Exercise details.
Give the number of lines containing "frac" in this listing, with no other words.

Information shown.
- - -

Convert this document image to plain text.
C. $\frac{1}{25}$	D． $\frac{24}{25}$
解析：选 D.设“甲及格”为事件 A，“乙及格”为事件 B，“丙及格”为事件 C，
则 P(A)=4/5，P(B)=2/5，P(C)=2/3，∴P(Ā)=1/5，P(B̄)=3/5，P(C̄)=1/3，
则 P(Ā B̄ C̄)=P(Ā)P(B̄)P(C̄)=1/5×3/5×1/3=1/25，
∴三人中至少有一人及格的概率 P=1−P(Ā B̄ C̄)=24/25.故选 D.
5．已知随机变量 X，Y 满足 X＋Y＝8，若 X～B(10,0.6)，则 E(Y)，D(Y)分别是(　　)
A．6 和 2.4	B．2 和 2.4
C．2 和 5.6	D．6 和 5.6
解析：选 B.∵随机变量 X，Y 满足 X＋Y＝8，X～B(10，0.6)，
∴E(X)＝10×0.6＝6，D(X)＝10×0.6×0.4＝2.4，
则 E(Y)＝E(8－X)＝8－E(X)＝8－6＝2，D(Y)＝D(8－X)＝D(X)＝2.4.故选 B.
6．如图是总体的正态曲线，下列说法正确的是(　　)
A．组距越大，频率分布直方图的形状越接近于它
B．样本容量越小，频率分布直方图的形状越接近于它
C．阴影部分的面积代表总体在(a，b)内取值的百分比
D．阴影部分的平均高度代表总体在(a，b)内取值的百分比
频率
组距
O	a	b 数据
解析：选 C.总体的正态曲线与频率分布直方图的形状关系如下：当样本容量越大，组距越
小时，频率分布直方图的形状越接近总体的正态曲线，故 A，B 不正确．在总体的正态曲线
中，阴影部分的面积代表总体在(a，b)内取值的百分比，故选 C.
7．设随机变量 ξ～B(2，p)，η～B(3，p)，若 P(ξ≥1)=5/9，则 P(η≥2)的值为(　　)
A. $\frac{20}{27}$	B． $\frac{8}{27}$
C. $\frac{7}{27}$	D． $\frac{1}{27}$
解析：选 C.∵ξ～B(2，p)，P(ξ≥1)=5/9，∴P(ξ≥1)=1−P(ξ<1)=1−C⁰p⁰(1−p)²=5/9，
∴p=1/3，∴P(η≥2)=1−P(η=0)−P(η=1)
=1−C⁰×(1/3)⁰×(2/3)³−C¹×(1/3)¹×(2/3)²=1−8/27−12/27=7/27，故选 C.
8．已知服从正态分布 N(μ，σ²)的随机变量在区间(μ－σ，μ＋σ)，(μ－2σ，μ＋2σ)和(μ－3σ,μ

- - -

Result.
3